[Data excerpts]
=-=-=-=-=
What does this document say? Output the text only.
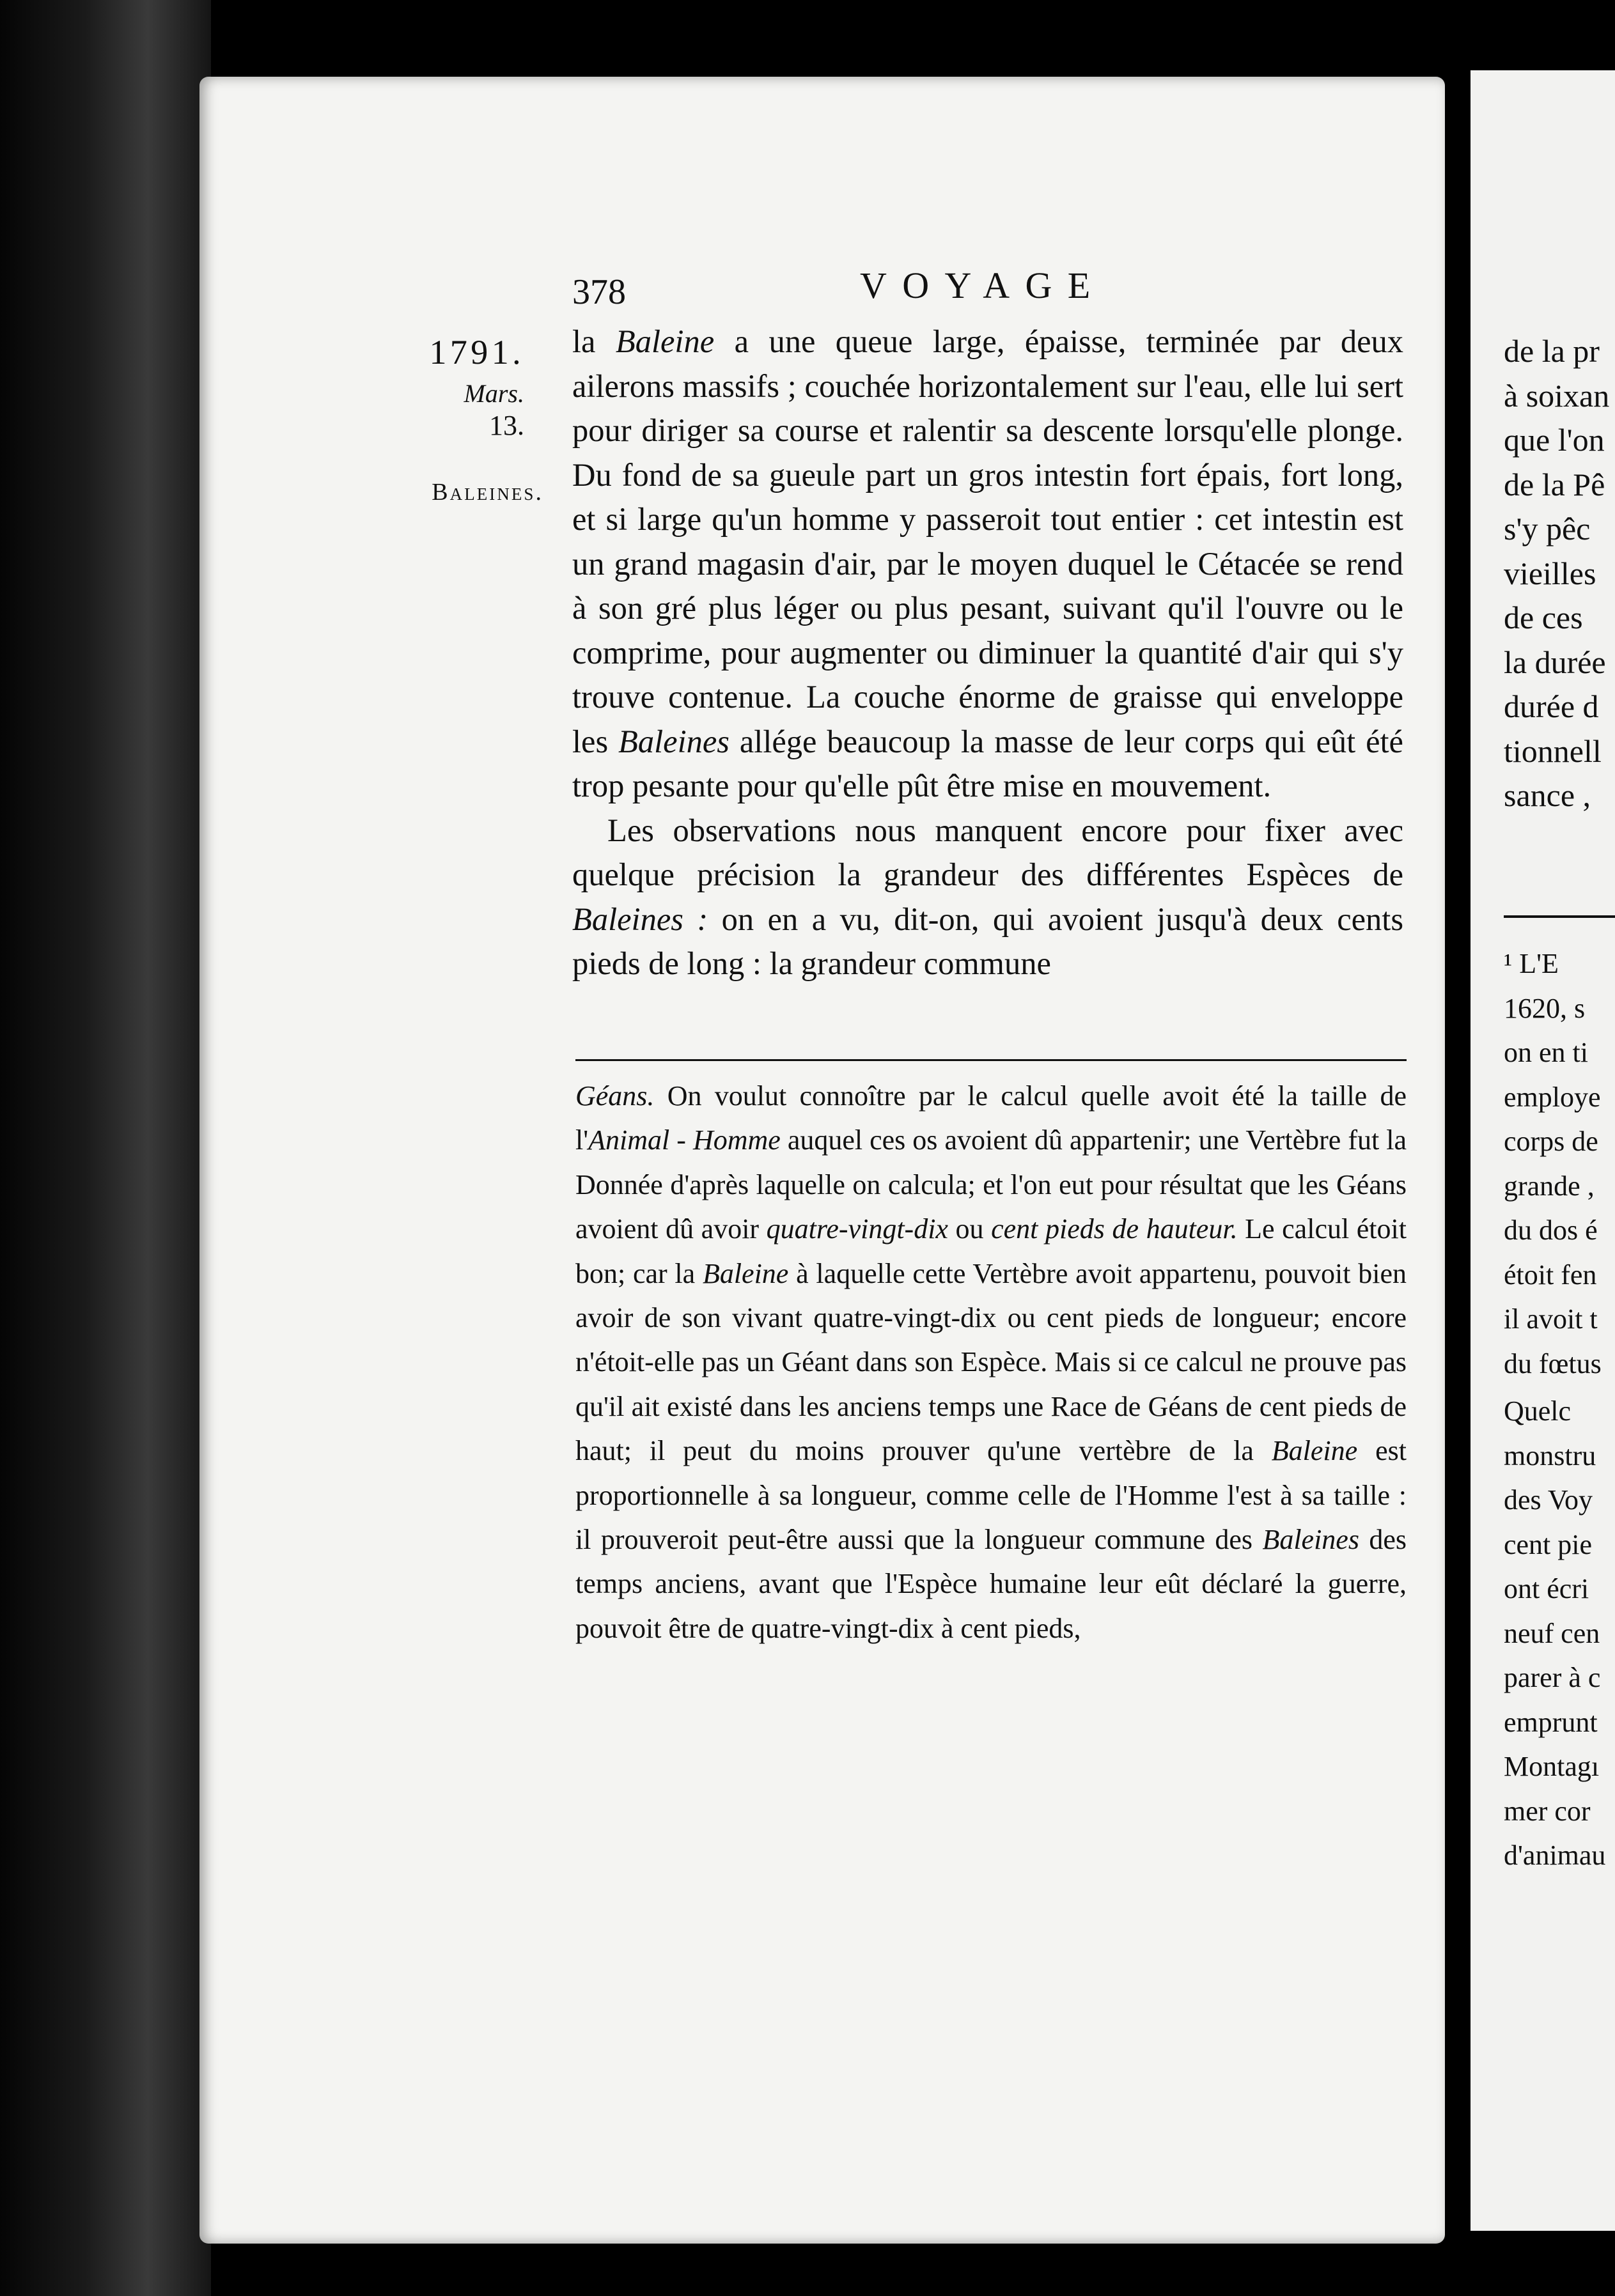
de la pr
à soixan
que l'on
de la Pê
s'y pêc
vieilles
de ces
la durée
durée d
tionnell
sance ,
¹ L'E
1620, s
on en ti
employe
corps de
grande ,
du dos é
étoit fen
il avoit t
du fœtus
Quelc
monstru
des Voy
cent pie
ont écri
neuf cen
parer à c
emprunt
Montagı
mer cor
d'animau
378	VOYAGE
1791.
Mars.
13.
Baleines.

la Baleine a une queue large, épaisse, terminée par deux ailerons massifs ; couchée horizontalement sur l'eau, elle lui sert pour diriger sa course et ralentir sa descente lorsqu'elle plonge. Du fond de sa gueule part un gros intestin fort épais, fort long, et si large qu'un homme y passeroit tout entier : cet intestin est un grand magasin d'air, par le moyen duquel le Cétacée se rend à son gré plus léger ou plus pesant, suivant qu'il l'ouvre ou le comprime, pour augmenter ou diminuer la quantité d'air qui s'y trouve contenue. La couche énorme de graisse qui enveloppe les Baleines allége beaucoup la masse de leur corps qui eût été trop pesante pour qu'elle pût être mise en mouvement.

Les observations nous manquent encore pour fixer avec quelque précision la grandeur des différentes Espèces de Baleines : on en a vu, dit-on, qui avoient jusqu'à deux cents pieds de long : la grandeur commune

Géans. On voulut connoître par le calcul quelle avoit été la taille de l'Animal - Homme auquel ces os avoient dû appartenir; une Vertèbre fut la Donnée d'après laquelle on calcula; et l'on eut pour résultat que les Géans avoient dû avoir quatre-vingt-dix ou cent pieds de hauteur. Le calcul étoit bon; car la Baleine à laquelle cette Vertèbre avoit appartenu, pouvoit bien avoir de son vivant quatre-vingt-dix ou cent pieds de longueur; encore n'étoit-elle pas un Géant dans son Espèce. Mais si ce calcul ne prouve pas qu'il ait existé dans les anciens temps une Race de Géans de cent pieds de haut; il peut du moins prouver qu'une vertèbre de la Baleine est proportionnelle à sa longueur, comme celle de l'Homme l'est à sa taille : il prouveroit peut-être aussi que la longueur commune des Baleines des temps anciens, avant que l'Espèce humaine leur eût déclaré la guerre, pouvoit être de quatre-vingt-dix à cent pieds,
=-=-=-=-=
Pull out every line of the records that includes the string "deux".

la Baleine a une queue large, épaisse, terminée par deux ailerons massifs ; couchée horizontalement sur l'eau, elle lui sert pour diriger sa course et ralentir sa descente lorsqu'elle plonge. Du fond de sa gueule part un gros intestin fort épais, fort long, et si large qu'un homme y passeroit tout entier : cet intestin est un grand magasin d'air, par le moyen duquel le Cétacée se rend à son gré plus léger ou plus pesant, suivant qu'il l'ouvre ou le comprime, pour augmenter ou diminuer la quantité d'air qui s'y trouve contenue. La couche énorme de graisse qui enveloppe les Baleines allége beaucoup la masse de leur corps qui eût été trop pesante pour qu'elle pût être mise en mouvement.
Les observations nous manquent encore pour fixer avec quelque précision la grandeur des différentes Espèces de Baleines : on en a vu, dit-on, qui avoient jusqu'à deux cents pieds de long : la grandeur commune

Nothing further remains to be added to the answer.